● Aim of the task
In full and without deviation, write out the entries that follow.

Extracted records:
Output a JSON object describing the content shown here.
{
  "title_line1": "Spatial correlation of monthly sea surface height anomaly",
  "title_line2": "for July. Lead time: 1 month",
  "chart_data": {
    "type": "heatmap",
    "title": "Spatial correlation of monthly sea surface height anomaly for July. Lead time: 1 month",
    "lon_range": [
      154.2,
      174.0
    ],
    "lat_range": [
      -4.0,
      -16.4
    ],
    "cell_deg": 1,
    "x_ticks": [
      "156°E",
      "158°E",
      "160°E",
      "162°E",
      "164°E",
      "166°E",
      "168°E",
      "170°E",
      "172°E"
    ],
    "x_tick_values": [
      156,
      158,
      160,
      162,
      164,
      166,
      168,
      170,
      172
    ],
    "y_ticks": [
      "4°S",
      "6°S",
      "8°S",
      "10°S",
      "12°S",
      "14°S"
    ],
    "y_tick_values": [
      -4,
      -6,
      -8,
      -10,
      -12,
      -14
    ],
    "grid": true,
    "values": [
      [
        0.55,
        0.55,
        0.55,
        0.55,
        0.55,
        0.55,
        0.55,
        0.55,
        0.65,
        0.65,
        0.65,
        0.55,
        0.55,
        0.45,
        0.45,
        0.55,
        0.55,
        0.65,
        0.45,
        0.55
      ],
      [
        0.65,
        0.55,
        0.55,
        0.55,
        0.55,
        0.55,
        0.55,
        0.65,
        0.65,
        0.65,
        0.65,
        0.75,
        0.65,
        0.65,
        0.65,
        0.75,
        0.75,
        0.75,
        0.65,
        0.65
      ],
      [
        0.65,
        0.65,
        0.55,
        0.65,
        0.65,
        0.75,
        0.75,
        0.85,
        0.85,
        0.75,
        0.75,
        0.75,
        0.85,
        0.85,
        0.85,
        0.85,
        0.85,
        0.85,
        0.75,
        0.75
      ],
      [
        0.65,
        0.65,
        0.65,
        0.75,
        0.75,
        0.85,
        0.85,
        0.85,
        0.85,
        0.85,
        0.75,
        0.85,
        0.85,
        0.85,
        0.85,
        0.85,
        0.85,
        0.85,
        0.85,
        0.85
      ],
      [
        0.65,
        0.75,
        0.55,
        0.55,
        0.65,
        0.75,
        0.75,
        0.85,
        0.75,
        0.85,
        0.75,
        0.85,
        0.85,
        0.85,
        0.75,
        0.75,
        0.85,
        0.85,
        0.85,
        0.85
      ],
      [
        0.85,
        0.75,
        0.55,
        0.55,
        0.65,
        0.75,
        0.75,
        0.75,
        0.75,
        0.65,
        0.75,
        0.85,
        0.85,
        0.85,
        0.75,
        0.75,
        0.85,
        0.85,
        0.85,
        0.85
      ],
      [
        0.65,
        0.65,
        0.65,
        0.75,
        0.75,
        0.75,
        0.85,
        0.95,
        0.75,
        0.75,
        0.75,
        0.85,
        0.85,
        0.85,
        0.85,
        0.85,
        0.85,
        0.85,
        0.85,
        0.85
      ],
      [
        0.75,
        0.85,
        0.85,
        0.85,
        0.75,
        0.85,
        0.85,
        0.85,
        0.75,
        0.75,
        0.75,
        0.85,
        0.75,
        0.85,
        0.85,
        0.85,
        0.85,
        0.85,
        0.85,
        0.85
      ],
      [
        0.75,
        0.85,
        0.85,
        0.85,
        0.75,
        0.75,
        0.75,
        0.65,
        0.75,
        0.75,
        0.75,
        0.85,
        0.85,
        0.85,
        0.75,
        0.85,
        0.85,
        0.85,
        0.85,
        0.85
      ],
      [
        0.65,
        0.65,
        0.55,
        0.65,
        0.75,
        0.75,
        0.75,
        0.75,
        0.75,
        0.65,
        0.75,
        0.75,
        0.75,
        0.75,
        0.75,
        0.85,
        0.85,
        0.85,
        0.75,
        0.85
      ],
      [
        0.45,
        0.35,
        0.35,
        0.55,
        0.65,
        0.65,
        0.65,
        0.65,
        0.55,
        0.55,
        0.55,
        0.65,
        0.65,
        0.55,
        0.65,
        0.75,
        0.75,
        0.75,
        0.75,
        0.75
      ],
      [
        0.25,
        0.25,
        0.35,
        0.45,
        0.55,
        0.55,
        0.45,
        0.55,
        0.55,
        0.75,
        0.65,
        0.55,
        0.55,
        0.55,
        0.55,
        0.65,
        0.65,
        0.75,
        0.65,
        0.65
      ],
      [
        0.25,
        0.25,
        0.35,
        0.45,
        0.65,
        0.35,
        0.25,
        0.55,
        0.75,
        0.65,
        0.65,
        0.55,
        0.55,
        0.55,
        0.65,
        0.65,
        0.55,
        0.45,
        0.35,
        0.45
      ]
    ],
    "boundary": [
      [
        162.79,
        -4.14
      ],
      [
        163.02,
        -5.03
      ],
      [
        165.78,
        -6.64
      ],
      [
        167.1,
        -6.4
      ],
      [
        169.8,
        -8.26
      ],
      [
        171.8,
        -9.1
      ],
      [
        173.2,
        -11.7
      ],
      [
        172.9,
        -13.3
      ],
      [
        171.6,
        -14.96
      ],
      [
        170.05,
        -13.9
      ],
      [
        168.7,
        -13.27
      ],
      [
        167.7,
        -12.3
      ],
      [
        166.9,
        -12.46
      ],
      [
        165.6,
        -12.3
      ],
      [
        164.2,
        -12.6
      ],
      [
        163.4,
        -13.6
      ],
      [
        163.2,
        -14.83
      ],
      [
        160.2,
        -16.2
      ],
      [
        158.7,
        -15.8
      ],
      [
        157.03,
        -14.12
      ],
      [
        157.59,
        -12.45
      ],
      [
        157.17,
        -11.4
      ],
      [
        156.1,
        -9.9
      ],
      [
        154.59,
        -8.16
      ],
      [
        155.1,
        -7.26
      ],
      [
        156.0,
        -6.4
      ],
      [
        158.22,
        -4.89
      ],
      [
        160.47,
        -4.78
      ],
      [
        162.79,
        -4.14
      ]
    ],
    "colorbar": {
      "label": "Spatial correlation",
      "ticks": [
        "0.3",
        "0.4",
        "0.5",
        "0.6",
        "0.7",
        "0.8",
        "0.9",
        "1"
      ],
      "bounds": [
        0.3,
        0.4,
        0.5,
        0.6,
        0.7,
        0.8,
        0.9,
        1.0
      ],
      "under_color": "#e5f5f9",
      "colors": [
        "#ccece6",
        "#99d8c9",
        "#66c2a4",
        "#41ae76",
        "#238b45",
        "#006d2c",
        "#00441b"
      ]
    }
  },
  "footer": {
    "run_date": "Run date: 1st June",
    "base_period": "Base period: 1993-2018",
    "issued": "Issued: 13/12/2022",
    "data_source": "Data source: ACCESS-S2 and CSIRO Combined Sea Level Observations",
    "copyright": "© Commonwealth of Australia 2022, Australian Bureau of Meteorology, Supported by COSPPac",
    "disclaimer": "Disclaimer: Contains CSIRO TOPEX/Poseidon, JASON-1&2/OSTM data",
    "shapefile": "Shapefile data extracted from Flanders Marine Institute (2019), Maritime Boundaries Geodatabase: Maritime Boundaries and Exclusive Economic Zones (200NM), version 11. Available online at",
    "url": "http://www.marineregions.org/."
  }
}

● Output for this exercise
Output a JSON object describing the content shown here.
{
  "title_line1": "Spatial correlation of monthly sea surface height anomaly",
  "title_line2": "for July. Lead time: 1 month",
  "chart_data": {
    "type": "heatmap",
    "title": "Spatial correlation of monthly sea surface height anomaly for July. Lead time: 1 month",
    "lon_range": [
      154.2,
      174.0
    ],
    "lat_range": [
      -4.0,
      -16.4
    ],
    "cell_deg": 1,
    "x_ticks": [
      "156°E",
      "158°E",
      "160°E",
      "162°E",
      "164°E",
      "166°E",
      "168°E",
      "170°E",
      "172°E"
    ],
    "x_tick_values": [
      156,
      158,
      160,
      162,
      164,
      166,
      168,
      170,
      172
    ],
    "y_ticks": [
      "4°S",
      "6°S",
      "8°S",
      "10°S",
      "12°S",
      "14°S"
    ],
    "y_tick_values": [
      -4,
      -6,
      -8,
      -10,
      -12,
      -14
    ],
    "grid": true,
    "values": [
      [
        0.55,
        0.55,
        0.55,
        0.55,
        0.55,
        0.55,
        0.55,
        0.55,
        0.65,
        0.65,
        0.65,
        0.55,
        0.55,
        0.45,
        0.45,
        0.55,
        0.55,
        0.65,
        0.45,
        0.55
      ],
      [
        0.65,
        0.55,
        0.55,
        0.55,
        0.55,
        0.55,
        0.55,
        0.65,
        0.65,
        0.65,
        0.65,
        0.75,
        0.65,
        0.65,
        0.65,
        0.75,
        0.75,
        0.75,
        0.65,
        0.65
      ],
      [
        0.65,
        0.65,
        0.55,
        0.65,
        0.65,
        0.75,
        0.75,
        0.85,
        0.85,
        0.75,
        0.75,
        0.75,
        0.85,
        0.85,
        0.85,
        0.85,
        0.85,
        0.85,
        0.75,
        0.75
      ],
      [
        0.65,
        0.65,
        0.65,
        0.75,
        0.75,
        0.85,
        0.85,
        0.85,
        0.85,
        0.85,
        0.75,
        0.85,
        0.85,
        0.85,
        0.85,
        0.85,
        0.85,
        0.85,
        0.85,
        0.85
      ],
      [
        0.65,
        0.75,
        0.55,
        0.55,
        0.65,
        0.75,
        0.75,
        0.85,
        0.75,
        0.85,
        0.75,
        0.85,
        0.85,
        0.85,
        0.75,
        0.75,
        0.85,
        0.85,
        0.85,
        0.85
      ],
      [
        0.85,
        0.75,
        0.55,
        0.55,
        0.65,
        0.75,
        0.75,
        0.75,
        0.75,
        0.65,
        0.75,
        0.85,
        0.85,
        0.85,
        0.75,
        0.75,
        0.85,
        0.85,
        0.85,
        0.85
      ],
      [
        0.65,
        0.65,
        0.65,
        0.75,
        0.75,
        0.75,
        0.85,
        0.95,
        0.75,
        0.75,
        0.75,
        0.85,
        0.85,
        0.85,
        0.85,
        0.85,
        0.85,
        0.85,
        0.85,
        0.85
      ],
      [
        0.75,
        0.85,
        0.85,
        0.85,
        0.75,
        0.85,
        0.85,
        0.85,
        0.75,
        0.75,
        0.75,
        0.85,
        0.75,
        0.85,
        0.85,
        0.85,
        0.85,
        0.85,
        0.85,
        0.85
      ],
      [
        0.75,
        0.85,
        0.85,
        0.85,
        0.75,
        0.75,
        0.75,
        0.65,
        0.75,
        0.75,
        0.75,
        0.85,
        0.85,
        0.85,
        0.75,
        0.85,
        0.85,
        0.85,
        0.85,
        0.85
      ],
      [
        0.65,
        0.65,
        0.55,
        0.65,
        0.75,
        0.75,
        0.75,
        0.75,
        0.75,
        0.65,
        0.75,
        0.75,
        0.75,
        0.75,
        0.75,
        0.85,
        0.85,
        0.85,
        0.75,
        0.85
      ],
      [
        0.45,
        0.35,
        0.35,
        0.55,
        0.65,
        0.65,
        0.65,
        0.65,
        0.55,
        0.55,
        0.55,
        0.65,
        0.65,
        0.55,
        0.65,
        0.75,
        0.75,
        0.75,
        0.75,
        0.75
      ],
      [
        0.25,
        0.25,
        0.35,
        0.45,
        0.55,
        0.55,
        0.45,
        0.55,
        0.55,
        0.75,
        0.65,
        0.55,
        0.55,
        0.55,
        0.55,
        0.65,
        0.65,
        0.75,
        0.65,
        0.65
      ],
      [
        0.25,
        0.25,
        0.35,
        0.45,
        0.65,
        0.35,
        0.25,
        0.55,
        0.75,
        0.65,
        0.65,
        0.55,
        0.55,
        0.55,
        0.65,
        0.65,
        0.55,
        0.45,
        0.35,
        0.45
      ]
    ],
    "boundary": [
      [
        162.79,
        -4.14
      ],
      [
        163.02,
        -5.03
      ],
      [
        165.78,
        -6.64
      ],
      [
        167.1,
        -6.4
      ],
      [
        169.8,
        -8.26
      ],
      [
        171.8,
        -9.1
      ],
      [
        173.2,
        -11.7
      ],
      [
        172.9,
        -13.3
      ],
      [
        171.6,
        -14.96
      ],
      [
        170.05,
        -13.9
      ],
      [
        168.7,
        -13.27
      ],
      [
        167.7,
        -12.3
      ],
      [
        166.9,
        -12.46
      ],
      [
        165.6,
        -12.3
      ],
      [
        164.2,
        -12.6
      ],
      [
        163.4,
        -13.6
      ],
      [
        163.2,
        -14.83
      ],
      [
        160.2,
        -16.2
      ],
      [
        158.7,
        -15.8
      ],
      [
        157.03,
        -14.12
      ],
      [
        157.59,
        -12.45
      ],
      [
        157.17,
        -11.4
      ],
      [
        156.1,
        -9.9
      ],
      [
        154.59,
        -8.16
      ],
      [
        155.1,
        -7.26
      ],
      [
        156.0,
        -6.4
      ],
      [
        158.22,
        -4.89
      ],
      [
        160.47,
        -4.78
      ],
      [
        162.79,
        -4.14
      ]
    ],
    "colorbar": {
      "label": "Spatial correlation",
      "ticks": [
        "0.3",
        "0.4",
        "0.5",
        "0.6",
        "0.7",
        "0.8",
        "0.9",
        "1"
      ],
      "bounds": [
        0.3,
        0.4,
        0.5,
        0.6,
        0.7,
        0.8,
        0.9,
        1.0
      ],
      "under_color": "#e5f5f9",
      "colors": [
        "#ccece6",
        "#99d8c9",
        "#66c2a4",
        "#41ae76",
        "#238b45",
        "#006d2c",
        "#00441b"
      ]
    }
  },
  "footer": {
    "run_date": "Run date: 1st June",
    "base_period": "Base period: 1993-2018",
    "issued": "Issued: 13/12/2022",
    "data_source": "Data source: ACCESS-S2 and CSIRO Combined Sea Level Observations",
    "copyright": "© Commonwealth of Australia 2022, Australian Bureau of Meteorology, Supported by COSPPac",
    "disclaimer": "Disclaimer: Contains CSIRO TOPEX/Poseidon, JASON-1&2/OSTM data",
    "shapefile": "Shapefile data extracted from Flanders Marine Institute (2019), Maritime Boundaries Geodatabase: Maritime Boundaries and Exclusive Economic Zones (200NM), version 11. Available online at",
    "url": "http://www.marineregions.org/."
  }
}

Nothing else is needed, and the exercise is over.